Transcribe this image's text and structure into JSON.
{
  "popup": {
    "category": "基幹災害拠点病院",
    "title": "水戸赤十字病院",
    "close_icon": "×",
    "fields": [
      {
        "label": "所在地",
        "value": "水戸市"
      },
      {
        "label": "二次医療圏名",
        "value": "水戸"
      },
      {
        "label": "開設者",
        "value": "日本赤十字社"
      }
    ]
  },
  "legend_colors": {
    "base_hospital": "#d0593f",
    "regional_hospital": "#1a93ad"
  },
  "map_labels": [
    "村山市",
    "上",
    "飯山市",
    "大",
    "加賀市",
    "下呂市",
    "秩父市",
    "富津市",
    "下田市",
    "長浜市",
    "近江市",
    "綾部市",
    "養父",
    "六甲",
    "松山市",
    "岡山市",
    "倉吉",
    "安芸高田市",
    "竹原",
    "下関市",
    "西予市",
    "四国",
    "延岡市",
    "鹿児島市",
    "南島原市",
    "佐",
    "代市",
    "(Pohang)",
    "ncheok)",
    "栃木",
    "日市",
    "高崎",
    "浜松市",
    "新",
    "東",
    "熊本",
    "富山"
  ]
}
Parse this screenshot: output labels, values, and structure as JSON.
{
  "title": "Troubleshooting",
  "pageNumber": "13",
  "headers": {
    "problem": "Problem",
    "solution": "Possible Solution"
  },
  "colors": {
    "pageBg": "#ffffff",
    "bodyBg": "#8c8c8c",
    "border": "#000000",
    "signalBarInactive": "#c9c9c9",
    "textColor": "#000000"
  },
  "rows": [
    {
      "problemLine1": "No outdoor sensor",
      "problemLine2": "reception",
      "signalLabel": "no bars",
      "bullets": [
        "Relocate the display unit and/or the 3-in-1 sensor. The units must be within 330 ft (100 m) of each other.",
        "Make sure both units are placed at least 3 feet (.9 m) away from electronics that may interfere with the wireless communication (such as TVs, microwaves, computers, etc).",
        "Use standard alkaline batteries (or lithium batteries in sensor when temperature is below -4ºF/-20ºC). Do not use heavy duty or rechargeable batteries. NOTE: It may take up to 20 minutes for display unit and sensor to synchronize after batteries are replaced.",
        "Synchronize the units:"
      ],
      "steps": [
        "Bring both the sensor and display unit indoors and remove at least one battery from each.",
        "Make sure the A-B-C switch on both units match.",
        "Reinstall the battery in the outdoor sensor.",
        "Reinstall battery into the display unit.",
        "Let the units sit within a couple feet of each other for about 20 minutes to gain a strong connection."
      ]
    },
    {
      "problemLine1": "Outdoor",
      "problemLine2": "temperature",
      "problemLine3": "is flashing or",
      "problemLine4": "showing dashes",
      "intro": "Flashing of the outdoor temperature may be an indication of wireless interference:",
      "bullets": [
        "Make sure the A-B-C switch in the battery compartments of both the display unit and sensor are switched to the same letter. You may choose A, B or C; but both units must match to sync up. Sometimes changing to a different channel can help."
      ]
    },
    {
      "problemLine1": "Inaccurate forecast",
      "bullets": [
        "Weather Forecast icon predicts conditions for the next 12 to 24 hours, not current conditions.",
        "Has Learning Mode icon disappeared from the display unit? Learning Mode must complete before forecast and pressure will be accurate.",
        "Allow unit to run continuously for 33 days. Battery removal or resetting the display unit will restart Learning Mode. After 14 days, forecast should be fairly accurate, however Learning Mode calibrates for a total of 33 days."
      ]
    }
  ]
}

OBJECTIVE: Where a line holds the string "each", copy that line.

RESULT OF THE TASK:
        "Relocate the display unit and/or the 3-in-1 sensor. The units must be within 330 ft (100 m) of each other.",
        "Bring both the sensor and display unit indoors and remove at least one battery from each.",
        "Let the units sit within a couple feet of each other for about 20 minutes to gain a strong connection."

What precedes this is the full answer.